Records
--- --- ---

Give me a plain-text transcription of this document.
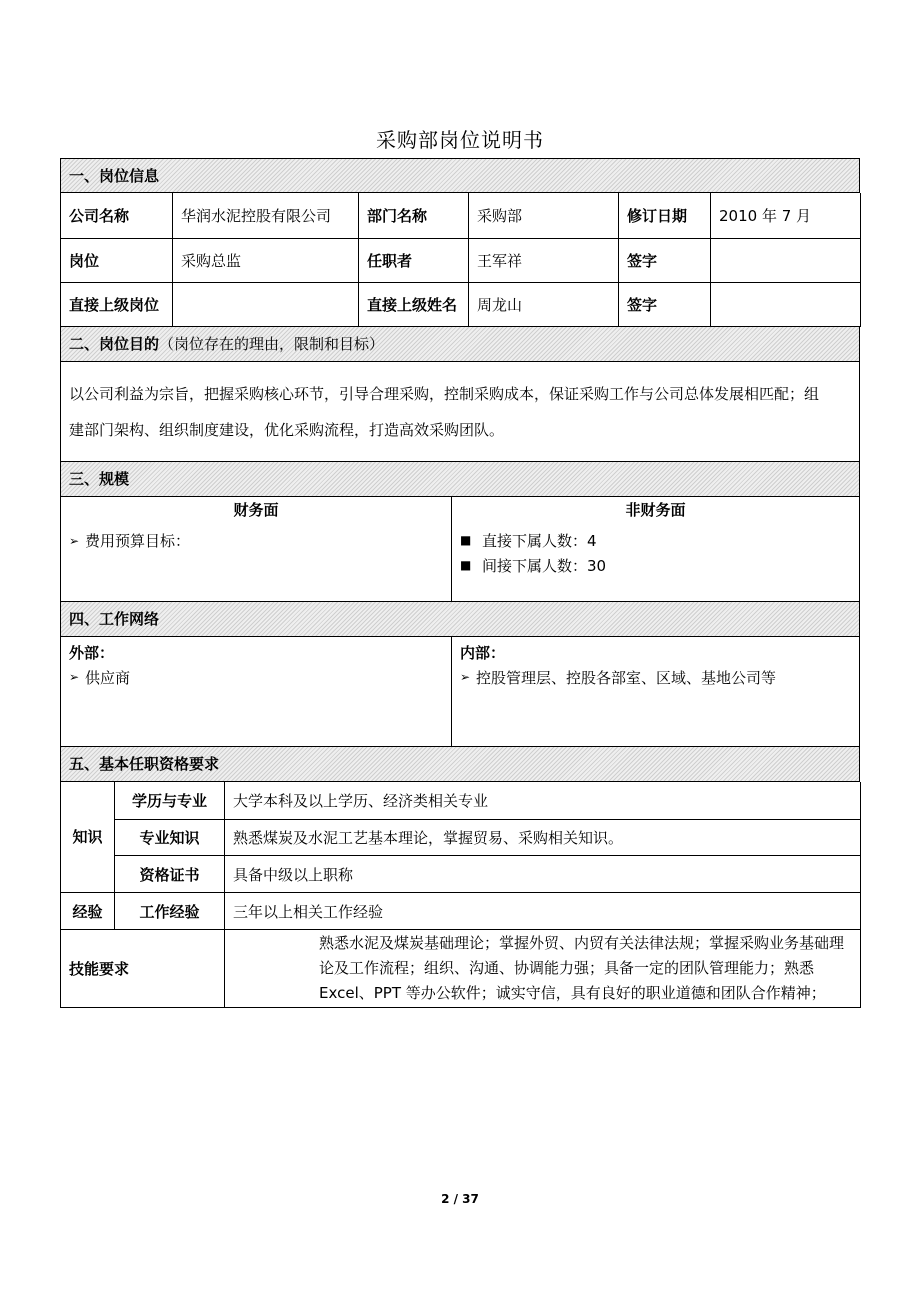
采购部岗位说明书
一、岗位信息
公司名称	华润水泥控股有限公司	部门名称	采购部	修订日期	2010 年 7 月
岗位	采购总监	任职者	王军祥	签字	
直接上级岗位		直接上级姓名	周龙山	签字	
二、岗位目的（岗位存在的理由，限制和目标）
以公司利益为宗旨，把握采购核心环节，引导合理采购，控制采购成本，保证采购工作与公司总体发展相匹配；组
建部门架构、组织制度建设，优化采购流程，打造高效采购团队。
三、规模
财务面
➢ 费用预算目标：
非财务面
■ 直接下属人数：4
■ 间接下属人数：30
四、工作网络
外部：
➢ 供应商
内部：
➢ 控股管理层、控股各部室、区域、基地公司等
五、基本任职资格要求
知识	学历与专业	大学本科及以上学历、经济类相关专业
	专业知识	熟悉煤炭及水泥工艺基本理论，掌握贸易、采购相关知识。
	资格证书	具备中级以上职称
经验	工作经验	三年以上相关工作经验
技能要求		熟悉水泥及煤炭基础理论；掌握外贸、内贸有关法律法规；掌握采购业务基础理
论及工作流程；组织、沟通、协调能力强；具备一定的团队管理能力；熟悉
Excel、PPT 等办公软件；诚实守信，具有良好的职业道德和团队合作精神；
2 / 37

--- --- ---

**Your goal:**
Repeat the material above word for word, please, apart from its images.

**Response to this exercise:**
Give me a plain-text transcription of this document.
采购部岗位说明书
一、岗位信息
公司名称	华润水泥控股有限公司	部门名称	采购部	修订日期	2010 年 7 月
岗位	采购总监	任职者	王军祥	签字	
直接上级岗位		直接上级姓名	周龙山	签字	
二、岗位目的（岗位存在的理由，限制和目标）
以公司利益为宗旨，把握采购核心环节，引导合理采购，控制采购成本，保证采购工作与公司总体发展相匹配；组
建部门架构、组织制度建设，优化采购流程，打造高效采购团队。
三、规模
财务面
➢ 费用预算目标：
非财务面
■ 直接下属人数：4
■ 间接下属人数：30
四、工作网络
外部：
➢ 供应商
内部：
➢ 控股管理层、控股各部室、区域、基地公司等
五、基本任职资格要求
知识	学历与专业	大学本科及以上学历、经济类相关专业
	专业知识	熟悉煤炭及水泥工艺基本理论，掌握贸易、采购相关知识。
	资格证书	具备中级以上职称
经验	工作经验	三年以上相关工作经验
技能要求		熟悉水泥及煤炭基础理论；掌握外贸、内贸有关法律法规；掌握采购业务基础理
论及工作流程；组织、沟通、协调能力强；具备一定的团队管理能力；熟悉
Excel、PPT 等办公软件；诚实守信，具有良好的职业道德和团队合作精神；
2 / 37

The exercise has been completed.